Ce devait être le plus gros événement de ce 49ème Festival du Cinéma Américain de Deauville : la venue de Natalie Portman sur les planches. Afin d'y recevoir un hommage (également appelé Deauville Talent Award), en marge de la présentation, en avant-première, de May December.
Mais, comme Jude Law, Peter Dinklage et Joseph Gordon-Levitt, la comédienne a annulé son séjour, par solidarité avec les acteurs et scénaristes en grève à Hollywood depuis plusieurs semaines.
Passé par la Compétition du dernier Festival de Cannes, le nouveau long métrage de Todd Haynes sortira dans nos salles le 24 janvier 2024. Natalie Portman y incarne une actrice qui se rapproche de celle qu'elle doit incarner dans un prochain film, et dont la vie sentimentale a enflammé la presse à scandale et passionné le pays vingt ans plus tôt.
Elle fait face à Julianne Moore et Charles Melton dans ce drame tout en nuances et ambiguïté, que l'on peut déjà classer comme l'un de ses meilleurs films. Et tandis que l'hommage lui sera quand même rendu, malgré son absence, retour sur huit rôles marquants de sa carrière.
LEON (1994) : LA RÉVÉLATION
Le film n'a certes pas bien vieilli, Natalie Portman ayant elle-même souligné que la sexualisation de son personnage et sa relation avec celui joué par Jean Reno (qui devait être encore moins ambigüe dans les scènes coupées) donnait au long métrage "des aspects malaisants".
La comédienne garde aujourd'hui des "sentiments compliqués" à l'égard de cet opus tourné alors qu'elle n'avait pas 13 ans et demi. Mais il est difficile de passer à côté lorsque l'on aborde sa carrière, vu comme il a révélé son talent au grand jour.
Comme dans Heat l'année suivante, Natalie Portman y fait preuve d'une maturité impressionnante. A l'heure où bon nombre de jeunes acteurs peinent à passer de l'enfance à l'adolescence, elle se montre capable de s'emparer de rôles plus adultes, riches en émotions fortes. Les termes "surdouée" et "précoce" reviennent régulièrement pour évoquer sa prestation, à juste titre. A voir sur Prime Video et Paramount+
STAR WARS - ÉPISODE I (1999) : LE DÉCOLLAGE
Tim Burton lui a offert son baptême de science-fiction, tout en gardant les pieds sur Terre (Mars Attacks). George Lucas l'emmène dans une galaxie lointaine, très lointaine : celle du film le plus attendu de tous les temps. Jamais un long métrage n'avait fait souffler un vent de folie comme Star Wars - Épisode I au moment de sa sortie.

Consigne A
Reproduisez telles quelles les lignes des entrées, en commençant à la ligne qui contient « store-icon[interactable] [690, 690, 712, 712] » et en vous arrêtant après celle qui contient « tree-item-style-css[interactable]: # style.css ».
L'article et les entrées forment deux ensembles indépendants.

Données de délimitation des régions
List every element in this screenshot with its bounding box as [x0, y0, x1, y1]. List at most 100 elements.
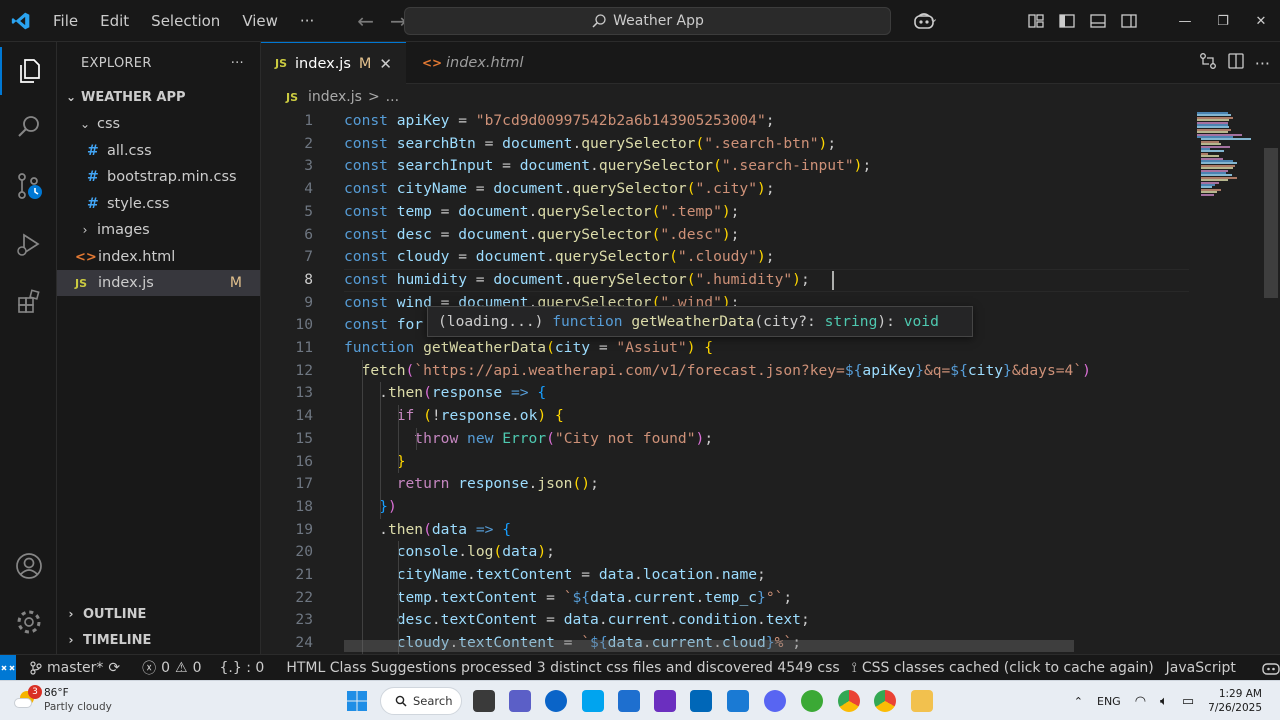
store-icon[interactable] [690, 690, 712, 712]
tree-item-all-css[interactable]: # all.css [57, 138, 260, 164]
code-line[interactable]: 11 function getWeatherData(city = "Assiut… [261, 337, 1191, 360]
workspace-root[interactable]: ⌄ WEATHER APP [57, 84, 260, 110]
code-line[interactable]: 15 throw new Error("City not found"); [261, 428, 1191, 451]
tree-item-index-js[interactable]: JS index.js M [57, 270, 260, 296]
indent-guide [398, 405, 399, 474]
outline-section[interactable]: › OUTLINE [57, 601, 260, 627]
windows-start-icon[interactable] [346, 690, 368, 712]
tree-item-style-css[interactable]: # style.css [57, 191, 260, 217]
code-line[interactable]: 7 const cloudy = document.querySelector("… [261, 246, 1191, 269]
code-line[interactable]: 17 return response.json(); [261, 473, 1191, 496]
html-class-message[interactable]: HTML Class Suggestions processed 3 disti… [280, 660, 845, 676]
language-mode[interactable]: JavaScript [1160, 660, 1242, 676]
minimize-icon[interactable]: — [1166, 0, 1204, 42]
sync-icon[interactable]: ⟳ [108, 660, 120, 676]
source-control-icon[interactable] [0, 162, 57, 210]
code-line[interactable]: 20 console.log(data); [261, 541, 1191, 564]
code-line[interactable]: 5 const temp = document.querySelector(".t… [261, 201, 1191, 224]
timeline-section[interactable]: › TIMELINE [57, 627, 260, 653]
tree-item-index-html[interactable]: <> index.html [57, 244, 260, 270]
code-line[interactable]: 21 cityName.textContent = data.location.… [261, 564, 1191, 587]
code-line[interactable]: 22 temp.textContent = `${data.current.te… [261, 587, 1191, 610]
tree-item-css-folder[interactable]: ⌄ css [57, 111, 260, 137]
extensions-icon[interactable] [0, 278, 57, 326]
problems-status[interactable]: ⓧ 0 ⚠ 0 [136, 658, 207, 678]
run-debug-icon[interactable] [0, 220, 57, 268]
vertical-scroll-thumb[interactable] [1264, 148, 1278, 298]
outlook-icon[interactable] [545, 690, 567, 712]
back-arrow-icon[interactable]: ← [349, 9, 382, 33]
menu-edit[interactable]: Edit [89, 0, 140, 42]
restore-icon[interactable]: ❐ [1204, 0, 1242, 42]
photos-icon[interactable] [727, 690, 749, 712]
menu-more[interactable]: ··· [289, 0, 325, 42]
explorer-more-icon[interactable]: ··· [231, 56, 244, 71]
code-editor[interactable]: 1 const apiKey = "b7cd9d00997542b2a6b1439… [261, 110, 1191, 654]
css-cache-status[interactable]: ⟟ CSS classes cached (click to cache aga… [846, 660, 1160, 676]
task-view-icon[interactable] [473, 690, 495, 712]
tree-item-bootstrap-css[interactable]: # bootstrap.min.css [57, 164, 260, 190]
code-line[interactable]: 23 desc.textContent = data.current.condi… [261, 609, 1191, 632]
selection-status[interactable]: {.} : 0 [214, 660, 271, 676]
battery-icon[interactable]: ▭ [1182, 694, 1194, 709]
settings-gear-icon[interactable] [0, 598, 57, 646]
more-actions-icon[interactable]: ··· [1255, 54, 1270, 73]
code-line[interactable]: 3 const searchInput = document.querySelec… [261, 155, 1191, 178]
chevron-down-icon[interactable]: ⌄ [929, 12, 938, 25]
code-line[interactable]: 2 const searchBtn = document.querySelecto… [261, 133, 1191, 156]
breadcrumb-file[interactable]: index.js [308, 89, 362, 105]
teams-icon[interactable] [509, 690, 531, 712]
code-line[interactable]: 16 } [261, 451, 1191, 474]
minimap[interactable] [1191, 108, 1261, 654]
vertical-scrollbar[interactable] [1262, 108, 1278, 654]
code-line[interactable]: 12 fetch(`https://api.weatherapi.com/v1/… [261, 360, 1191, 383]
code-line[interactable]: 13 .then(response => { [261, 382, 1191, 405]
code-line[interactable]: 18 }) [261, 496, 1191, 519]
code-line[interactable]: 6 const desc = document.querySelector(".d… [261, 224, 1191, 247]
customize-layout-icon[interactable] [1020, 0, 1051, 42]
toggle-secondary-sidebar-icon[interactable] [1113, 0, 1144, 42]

Consigne B
Relevez tous les titres de films cités dans l'article consacré à Natalie Portman.

Réponse A
store-icon[interactable] [690, 690, 712, 712]
tree-item-all-css[interactable]: # all.css [57, 138, 260, 164]
code-line[interactable]: 11 function getWeatherData(city = "Assiut… [261, 337, 1191, 360]
workspace-root[interactable]: ⌄ WEATHER APP [57, 84, 260, 110]
code-line[interactable]: 15 throw new Error("City not found"); [261, 428, 1191, 451]
tree-item-index-js[interactable]: JS index.js M [57, 270, 260, 296]
indent-guide [398, 405, 399, 474]
outline-section[interactable]: › OUTLINE [57, 601, 260, 627]
windows-start-icon[interactable] [346, 690, 368, 712]
tree-item-style-css[interactable]: # style.css [57, 191, 260, 217]

Réponse B
May December, Leon, Heat, Star Wars - Épisode I, Mars Attacks